TASK REQUIREMENTS. Make an exact copy of all the entries, with the pictures left out.
^^^^
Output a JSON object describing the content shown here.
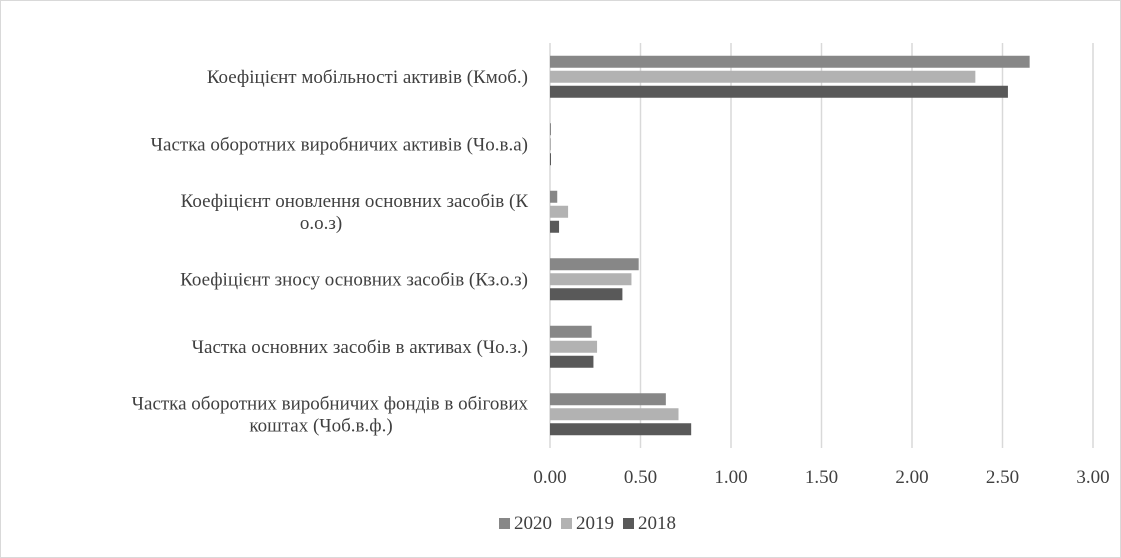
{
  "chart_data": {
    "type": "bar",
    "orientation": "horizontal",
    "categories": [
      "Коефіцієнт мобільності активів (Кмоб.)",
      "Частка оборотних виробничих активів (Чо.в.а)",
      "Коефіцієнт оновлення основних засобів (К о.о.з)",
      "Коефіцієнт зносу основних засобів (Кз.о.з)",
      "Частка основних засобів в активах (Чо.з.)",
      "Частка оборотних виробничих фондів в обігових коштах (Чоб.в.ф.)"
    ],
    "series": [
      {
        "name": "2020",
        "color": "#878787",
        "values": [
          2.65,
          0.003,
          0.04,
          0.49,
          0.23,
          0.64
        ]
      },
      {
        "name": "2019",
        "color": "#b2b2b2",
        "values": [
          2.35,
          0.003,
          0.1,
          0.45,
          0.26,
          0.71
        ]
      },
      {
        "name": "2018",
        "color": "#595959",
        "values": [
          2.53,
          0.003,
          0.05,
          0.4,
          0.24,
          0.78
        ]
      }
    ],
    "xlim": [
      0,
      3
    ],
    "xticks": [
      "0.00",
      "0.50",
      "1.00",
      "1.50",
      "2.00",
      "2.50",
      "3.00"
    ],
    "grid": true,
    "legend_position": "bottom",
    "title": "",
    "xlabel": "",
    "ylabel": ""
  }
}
^^^^
RESULT FOR THIS EXERCISE.
Output a JSON object describing the content shown here.
{
  "chart_data": {
    "type": "bar",
    "orientation": "horizontal",
    "categories": [
      "Коефіцієнт мобільності активів (Кмоб.)",
      "Частка оборотних виробничих активів (Чо.в.а)",
      "Коефіцієнт оновлення основних засобів (К о.о.з)",
      "Коефіцієнт зносу основних засобів (Кз.о.з)",
      "Частка основних засобів в активах (Чо.з.)",
      "Частка оборотних виробничих фондів в обігових коштах (Чоб.в.ф.)"
    ],
    "series": [
      {
        "name": "2020",
        "color": "#878787",
        "values": [
          2.65,
          0.003,
          0.04,
          0.49,
          0.23,
          0.64
        ]
      },
      {
        "name": "2019",
        "color": "#b2b2b2",
        "values": [
          2.35,
          0.003,
          0.1,
          0.45,
          0.26,
          0.71
        ]
      },
      {
        "name": "2018",
        "color": "#595959",
        "values": [
          2.53,
          0.003,
          0.05,
          0.4,
          0.24,
          0.78
        ]
      }
    ],
    "xlim": [
      0,
      3
    ],
    "xticks": [
      "0.00",
      "0.50",
      "1.00",
      "1.50",
      "2.00",
      "2.50",
      "3.00"
    ],
    "grid": true,
    "legend_position": "bottom",
    "title": "",
    "xlabel": "",
    "ylabel": ""
  }
}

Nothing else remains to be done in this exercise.